* start INPUT DATA *

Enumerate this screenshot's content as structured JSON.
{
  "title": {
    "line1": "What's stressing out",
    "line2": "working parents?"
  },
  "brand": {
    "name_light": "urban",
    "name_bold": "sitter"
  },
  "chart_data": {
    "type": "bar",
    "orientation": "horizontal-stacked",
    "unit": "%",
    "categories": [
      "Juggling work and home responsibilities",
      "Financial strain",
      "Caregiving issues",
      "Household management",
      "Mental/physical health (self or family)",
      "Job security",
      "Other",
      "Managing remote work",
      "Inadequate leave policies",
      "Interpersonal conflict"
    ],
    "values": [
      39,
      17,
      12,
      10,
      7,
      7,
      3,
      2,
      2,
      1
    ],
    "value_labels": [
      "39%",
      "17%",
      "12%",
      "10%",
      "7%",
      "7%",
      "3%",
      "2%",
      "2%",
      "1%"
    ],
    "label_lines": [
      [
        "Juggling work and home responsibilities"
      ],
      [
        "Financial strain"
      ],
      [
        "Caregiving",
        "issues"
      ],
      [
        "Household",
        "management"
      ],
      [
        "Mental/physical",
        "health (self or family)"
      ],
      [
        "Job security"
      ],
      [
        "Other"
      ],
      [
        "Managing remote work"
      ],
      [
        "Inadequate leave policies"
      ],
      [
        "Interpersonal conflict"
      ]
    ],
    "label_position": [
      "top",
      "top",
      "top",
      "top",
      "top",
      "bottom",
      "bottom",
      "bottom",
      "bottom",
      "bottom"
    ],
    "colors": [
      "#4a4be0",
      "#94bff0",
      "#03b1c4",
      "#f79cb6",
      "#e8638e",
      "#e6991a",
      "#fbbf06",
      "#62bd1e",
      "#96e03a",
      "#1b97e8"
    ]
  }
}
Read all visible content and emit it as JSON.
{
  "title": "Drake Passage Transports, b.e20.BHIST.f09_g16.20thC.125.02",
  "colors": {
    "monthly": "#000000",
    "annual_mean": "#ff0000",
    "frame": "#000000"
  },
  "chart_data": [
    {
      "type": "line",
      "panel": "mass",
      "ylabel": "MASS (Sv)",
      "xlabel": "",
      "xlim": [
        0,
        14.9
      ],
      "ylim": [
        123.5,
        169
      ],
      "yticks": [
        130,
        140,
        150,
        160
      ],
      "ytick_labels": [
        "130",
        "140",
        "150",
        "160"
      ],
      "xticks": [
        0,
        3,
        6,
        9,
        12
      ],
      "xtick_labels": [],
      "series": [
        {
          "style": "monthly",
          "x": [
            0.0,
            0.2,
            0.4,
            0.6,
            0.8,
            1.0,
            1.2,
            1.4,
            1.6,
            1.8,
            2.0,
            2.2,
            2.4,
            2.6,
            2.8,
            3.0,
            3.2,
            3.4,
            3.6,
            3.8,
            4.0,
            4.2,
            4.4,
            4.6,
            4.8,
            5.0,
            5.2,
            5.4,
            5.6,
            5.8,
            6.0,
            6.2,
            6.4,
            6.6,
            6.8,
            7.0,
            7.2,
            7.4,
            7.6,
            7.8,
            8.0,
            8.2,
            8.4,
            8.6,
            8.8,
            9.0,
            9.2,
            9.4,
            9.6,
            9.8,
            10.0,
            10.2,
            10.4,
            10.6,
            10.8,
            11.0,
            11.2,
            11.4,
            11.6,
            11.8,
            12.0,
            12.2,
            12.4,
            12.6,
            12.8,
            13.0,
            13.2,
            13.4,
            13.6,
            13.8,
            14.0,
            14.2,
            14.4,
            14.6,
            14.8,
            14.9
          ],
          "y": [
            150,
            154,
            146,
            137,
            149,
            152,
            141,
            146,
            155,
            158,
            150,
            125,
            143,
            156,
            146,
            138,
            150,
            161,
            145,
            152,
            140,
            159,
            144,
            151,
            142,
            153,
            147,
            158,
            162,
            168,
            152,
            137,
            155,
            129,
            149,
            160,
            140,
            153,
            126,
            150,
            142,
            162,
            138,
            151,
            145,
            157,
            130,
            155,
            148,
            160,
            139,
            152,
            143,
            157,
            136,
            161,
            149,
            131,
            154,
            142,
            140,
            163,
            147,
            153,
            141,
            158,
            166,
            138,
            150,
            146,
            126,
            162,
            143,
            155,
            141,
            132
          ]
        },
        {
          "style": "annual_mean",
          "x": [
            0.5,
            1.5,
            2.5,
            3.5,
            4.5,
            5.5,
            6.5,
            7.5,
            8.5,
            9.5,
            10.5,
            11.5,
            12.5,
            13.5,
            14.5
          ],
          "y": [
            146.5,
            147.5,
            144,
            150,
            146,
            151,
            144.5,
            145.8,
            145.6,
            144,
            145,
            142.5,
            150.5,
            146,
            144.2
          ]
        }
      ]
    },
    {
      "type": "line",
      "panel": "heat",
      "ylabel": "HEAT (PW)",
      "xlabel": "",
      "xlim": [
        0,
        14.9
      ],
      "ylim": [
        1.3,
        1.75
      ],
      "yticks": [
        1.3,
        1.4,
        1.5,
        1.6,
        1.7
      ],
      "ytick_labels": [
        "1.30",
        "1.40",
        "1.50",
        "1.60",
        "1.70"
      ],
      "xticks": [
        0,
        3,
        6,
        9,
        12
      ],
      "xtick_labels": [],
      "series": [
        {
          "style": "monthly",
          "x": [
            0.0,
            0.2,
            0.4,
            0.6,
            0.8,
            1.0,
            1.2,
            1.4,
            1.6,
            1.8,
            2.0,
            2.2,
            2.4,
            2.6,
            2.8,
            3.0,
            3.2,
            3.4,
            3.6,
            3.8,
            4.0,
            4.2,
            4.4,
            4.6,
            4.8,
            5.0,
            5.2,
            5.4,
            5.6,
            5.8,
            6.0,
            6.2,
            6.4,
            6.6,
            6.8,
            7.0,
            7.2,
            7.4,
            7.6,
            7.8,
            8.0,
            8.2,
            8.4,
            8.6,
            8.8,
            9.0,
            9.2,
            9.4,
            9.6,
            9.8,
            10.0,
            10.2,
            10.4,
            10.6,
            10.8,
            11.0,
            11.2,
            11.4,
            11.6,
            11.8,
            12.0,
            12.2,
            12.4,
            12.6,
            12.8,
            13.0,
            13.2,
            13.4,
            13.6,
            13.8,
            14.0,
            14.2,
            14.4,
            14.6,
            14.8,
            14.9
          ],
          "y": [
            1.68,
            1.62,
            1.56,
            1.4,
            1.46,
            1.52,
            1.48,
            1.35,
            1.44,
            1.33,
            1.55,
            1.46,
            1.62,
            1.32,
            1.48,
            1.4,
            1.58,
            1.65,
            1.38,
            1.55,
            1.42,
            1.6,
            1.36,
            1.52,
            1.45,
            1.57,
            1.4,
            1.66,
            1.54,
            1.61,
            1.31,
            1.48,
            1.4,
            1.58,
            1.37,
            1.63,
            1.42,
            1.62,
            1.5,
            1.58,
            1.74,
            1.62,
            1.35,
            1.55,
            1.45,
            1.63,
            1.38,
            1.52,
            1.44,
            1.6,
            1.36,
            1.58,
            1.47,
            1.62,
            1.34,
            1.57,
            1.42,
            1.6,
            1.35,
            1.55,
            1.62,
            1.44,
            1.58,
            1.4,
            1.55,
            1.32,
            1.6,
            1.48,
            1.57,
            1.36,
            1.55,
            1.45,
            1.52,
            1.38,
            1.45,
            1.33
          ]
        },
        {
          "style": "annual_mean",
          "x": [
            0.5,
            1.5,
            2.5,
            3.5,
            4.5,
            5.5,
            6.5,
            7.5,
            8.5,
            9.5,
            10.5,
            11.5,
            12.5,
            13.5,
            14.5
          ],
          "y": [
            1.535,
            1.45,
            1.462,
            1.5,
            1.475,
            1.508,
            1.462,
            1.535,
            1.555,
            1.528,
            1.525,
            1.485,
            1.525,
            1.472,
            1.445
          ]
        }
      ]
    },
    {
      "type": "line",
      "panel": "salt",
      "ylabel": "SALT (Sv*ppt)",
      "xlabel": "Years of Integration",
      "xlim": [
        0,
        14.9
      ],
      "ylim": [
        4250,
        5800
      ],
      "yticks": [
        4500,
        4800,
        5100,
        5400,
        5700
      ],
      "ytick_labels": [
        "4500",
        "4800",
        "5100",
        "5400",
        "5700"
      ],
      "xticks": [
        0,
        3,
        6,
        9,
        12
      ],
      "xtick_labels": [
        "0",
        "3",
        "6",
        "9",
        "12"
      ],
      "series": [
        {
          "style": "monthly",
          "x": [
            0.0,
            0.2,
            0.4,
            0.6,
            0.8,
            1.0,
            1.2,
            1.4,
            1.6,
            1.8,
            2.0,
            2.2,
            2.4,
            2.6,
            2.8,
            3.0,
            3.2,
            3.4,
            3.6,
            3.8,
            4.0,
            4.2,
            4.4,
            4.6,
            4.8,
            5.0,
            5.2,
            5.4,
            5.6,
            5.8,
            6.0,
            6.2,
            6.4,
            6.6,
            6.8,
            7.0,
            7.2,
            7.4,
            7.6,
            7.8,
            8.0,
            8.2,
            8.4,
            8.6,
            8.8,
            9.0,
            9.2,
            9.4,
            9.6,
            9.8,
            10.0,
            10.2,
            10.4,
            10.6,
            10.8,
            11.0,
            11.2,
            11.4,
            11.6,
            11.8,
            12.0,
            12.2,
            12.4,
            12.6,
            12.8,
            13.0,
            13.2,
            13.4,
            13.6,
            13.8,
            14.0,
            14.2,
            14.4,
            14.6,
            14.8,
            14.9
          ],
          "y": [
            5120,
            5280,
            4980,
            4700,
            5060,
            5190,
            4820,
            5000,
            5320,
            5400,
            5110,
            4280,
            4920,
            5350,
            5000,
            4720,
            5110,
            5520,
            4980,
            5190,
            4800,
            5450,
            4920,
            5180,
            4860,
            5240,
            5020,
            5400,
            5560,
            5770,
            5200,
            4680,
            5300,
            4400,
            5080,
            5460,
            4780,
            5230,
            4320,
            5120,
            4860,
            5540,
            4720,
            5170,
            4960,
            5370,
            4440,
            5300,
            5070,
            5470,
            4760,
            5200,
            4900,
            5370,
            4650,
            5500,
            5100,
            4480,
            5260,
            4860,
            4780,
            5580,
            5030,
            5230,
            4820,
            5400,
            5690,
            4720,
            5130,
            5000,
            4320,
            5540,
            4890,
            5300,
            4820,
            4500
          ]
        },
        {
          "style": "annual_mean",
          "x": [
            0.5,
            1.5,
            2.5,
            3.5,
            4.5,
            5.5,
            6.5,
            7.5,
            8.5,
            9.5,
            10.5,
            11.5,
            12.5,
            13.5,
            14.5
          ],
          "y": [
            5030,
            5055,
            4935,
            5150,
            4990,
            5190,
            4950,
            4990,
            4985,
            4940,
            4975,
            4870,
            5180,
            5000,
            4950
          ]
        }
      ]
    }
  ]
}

* end INPUT DATA *

- _GIVEN INSTRUCTION_: From the listing above, pick out every line containing "physical".

- _REPLY_:
      "Mental/physical health (self or family)",
        "Mental/physical",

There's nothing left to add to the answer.